→ WHAT IS ASKED
Would you pull out every line of the material that contains the string "content"?

# GIVEN ENTRIES start

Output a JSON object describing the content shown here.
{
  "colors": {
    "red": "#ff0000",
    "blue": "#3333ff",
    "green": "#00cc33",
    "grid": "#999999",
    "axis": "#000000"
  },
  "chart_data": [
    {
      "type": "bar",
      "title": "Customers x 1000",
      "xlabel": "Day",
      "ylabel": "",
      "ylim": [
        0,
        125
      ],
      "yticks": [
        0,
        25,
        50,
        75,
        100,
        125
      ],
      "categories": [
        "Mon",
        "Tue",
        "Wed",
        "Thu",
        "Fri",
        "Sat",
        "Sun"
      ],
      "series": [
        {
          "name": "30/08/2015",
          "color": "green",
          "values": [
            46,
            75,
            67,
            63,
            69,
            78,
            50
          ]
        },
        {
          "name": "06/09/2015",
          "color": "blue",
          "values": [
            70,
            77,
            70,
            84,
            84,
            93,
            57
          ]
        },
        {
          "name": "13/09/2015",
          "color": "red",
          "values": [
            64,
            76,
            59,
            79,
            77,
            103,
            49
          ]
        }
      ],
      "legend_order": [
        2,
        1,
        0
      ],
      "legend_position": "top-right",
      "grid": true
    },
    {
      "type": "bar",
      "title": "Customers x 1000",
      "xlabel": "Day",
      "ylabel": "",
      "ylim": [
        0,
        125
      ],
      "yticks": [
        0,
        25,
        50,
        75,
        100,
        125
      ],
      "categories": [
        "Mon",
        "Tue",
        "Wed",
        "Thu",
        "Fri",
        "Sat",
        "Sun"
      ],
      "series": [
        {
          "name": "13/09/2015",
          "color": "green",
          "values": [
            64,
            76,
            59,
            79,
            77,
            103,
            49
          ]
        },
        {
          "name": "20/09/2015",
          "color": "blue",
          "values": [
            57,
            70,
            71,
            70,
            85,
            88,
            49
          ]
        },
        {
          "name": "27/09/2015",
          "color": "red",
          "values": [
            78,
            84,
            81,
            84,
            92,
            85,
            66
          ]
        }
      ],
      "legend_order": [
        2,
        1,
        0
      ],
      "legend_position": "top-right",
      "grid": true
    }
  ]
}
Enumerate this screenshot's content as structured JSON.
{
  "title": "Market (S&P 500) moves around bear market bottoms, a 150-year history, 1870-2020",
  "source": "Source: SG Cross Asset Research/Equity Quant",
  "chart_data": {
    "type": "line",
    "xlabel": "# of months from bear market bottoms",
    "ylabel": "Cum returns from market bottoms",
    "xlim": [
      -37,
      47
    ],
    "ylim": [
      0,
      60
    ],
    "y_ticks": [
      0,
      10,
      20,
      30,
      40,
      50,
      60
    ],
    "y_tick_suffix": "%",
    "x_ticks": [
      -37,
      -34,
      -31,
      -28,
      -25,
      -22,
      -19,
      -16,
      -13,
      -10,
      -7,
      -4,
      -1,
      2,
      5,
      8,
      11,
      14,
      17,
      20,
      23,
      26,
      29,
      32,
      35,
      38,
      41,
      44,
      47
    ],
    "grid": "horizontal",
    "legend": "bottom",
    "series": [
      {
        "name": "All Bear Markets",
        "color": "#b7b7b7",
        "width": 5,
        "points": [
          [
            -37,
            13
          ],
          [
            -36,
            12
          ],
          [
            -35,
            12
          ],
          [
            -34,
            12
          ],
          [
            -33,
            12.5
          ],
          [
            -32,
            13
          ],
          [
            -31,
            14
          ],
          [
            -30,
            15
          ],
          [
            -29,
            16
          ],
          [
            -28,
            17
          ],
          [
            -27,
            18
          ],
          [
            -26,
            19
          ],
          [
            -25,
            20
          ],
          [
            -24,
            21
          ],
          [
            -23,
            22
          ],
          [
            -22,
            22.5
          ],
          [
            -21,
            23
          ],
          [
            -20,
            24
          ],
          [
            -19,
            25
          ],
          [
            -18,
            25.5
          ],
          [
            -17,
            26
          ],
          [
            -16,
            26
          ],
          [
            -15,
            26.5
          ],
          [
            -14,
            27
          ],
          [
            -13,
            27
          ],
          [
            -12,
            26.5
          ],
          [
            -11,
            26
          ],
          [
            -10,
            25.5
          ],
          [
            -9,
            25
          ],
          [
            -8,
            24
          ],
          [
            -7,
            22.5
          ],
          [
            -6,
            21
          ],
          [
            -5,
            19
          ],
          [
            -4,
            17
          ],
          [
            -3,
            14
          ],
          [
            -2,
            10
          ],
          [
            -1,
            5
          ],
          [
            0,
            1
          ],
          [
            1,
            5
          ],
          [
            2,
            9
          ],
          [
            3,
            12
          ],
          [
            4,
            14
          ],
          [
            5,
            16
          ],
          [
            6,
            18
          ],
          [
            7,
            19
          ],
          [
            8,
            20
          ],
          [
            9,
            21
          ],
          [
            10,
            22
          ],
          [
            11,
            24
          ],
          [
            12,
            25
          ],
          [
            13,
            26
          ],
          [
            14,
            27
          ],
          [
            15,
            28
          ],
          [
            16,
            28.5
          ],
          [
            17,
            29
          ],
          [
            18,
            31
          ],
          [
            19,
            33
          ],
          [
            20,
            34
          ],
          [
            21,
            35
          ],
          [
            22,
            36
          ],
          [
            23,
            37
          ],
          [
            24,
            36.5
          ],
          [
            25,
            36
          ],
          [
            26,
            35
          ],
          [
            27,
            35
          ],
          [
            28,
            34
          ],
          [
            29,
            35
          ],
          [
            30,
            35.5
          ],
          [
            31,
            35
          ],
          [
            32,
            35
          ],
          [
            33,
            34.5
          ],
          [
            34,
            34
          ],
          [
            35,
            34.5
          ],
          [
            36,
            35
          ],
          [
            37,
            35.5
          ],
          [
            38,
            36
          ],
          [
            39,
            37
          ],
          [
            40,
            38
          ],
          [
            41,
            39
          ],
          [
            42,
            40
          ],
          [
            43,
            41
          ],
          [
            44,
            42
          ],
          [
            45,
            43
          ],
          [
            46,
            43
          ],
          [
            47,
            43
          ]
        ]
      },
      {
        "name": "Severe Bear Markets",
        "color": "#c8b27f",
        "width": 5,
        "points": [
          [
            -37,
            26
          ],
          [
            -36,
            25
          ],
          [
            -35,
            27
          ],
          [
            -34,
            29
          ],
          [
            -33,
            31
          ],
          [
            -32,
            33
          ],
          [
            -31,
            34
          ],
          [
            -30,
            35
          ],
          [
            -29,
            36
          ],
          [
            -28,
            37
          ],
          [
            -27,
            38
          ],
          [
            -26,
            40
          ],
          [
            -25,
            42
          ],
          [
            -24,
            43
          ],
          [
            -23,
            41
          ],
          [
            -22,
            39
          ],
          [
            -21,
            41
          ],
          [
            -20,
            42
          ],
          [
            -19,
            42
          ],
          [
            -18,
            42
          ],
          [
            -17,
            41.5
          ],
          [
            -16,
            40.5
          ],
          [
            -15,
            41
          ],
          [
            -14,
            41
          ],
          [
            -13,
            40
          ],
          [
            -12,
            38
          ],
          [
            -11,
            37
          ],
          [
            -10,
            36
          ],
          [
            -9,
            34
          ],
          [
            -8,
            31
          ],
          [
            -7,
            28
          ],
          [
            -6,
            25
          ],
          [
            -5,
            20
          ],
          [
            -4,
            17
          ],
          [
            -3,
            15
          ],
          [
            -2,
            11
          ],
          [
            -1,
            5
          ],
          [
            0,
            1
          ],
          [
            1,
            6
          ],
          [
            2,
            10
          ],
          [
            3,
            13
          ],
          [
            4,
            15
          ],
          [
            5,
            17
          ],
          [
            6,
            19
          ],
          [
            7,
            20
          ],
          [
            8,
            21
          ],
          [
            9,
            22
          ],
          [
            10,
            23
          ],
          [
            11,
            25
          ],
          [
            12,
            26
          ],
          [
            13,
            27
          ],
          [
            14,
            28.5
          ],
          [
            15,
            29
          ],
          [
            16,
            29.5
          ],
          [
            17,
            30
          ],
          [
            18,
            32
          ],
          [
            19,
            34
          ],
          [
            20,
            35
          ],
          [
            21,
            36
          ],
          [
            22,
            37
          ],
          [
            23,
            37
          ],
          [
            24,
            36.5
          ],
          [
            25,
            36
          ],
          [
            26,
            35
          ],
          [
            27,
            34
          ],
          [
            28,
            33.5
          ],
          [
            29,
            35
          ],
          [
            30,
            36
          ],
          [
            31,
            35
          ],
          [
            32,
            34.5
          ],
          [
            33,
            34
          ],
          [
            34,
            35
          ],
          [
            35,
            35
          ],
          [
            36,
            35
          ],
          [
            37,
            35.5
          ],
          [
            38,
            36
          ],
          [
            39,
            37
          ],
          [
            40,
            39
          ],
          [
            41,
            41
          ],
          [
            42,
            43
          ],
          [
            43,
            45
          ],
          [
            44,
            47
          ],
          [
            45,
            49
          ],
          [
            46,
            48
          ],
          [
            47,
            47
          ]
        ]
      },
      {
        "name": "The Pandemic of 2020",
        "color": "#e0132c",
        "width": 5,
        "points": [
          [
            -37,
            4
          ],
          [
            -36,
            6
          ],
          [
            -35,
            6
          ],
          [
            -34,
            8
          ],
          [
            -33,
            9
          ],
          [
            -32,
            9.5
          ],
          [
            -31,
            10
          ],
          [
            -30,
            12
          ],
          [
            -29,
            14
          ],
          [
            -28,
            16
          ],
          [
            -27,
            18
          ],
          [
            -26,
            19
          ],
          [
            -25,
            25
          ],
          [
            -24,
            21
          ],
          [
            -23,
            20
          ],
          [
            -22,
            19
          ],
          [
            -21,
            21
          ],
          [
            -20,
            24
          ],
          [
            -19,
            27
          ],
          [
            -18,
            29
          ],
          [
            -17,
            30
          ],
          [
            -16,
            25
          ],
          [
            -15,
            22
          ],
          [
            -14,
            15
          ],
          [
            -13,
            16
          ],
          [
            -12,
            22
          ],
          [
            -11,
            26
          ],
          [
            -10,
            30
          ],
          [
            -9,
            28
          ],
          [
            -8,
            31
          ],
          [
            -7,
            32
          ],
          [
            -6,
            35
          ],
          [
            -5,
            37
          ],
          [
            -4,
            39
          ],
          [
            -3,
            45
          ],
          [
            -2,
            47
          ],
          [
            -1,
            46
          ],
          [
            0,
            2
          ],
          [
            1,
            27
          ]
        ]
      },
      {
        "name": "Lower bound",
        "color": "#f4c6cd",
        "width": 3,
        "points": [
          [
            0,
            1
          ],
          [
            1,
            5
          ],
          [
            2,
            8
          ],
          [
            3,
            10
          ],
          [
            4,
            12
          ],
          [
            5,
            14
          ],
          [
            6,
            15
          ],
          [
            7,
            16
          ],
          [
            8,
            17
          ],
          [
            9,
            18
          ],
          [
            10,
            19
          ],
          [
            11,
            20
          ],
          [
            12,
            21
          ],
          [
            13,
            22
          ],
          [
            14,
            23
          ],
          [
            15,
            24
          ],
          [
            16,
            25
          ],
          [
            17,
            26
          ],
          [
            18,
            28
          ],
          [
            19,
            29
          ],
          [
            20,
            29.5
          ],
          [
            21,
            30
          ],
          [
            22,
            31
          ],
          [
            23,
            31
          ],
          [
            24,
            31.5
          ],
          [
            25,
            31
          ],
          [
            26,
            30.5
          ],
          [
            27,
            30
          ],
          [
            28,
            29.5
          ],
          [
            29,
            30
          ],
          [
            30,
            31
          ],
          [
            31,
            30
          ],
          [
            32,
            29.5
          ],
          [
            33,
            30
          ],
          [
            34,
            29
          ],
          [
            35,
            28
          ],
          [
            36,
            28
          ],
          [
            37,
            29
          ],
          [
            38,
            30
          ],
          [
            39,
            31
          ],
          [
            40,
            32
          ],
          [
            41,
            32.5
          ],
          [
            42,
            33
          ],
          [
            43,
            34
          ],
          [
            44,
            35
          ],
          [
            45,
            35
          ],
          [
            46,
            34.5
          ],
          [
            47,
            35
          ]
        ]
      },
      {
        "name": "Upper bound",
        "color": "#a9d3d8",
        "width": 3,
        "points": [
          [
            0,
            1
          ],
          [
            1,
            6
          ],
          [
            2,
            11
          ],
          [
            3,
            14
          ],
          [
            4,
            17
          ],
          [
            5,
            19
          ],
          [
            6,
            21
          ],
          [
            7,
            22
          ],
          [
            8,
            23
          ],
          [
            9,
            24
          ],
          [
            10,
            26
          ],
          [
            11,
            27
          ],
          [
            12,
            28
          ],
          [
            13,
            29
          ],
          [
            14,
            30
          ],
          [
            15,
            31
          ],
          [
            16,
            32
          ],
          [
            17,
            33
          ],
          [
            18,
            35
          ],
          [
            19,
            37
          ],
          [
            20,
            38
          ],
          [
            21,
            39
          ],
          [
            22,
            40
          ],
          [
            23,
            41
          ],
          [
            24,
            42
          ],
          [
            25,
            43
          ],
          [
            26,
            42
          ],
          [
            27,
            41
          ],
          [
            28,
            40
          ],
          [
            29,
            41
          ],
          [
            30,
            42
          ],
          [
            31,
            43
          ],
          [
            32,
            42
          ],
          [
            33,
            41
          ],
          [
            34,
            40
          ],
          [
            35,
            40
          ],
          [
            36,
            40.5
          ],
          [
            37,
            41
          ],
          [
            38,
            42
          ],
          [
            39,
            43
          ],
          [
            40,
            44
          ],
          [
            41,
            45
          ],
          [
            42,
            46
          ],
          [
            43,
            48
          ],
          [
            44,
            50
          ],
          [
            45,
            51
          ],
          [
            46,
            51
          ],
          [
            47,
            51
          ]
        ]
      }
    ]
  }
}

# GIVEN ENTRIES end

→ REPLY TO THE TASK
Output a JSON object describing the content shown here.
Enumerate this screenshot's content as structured JSON.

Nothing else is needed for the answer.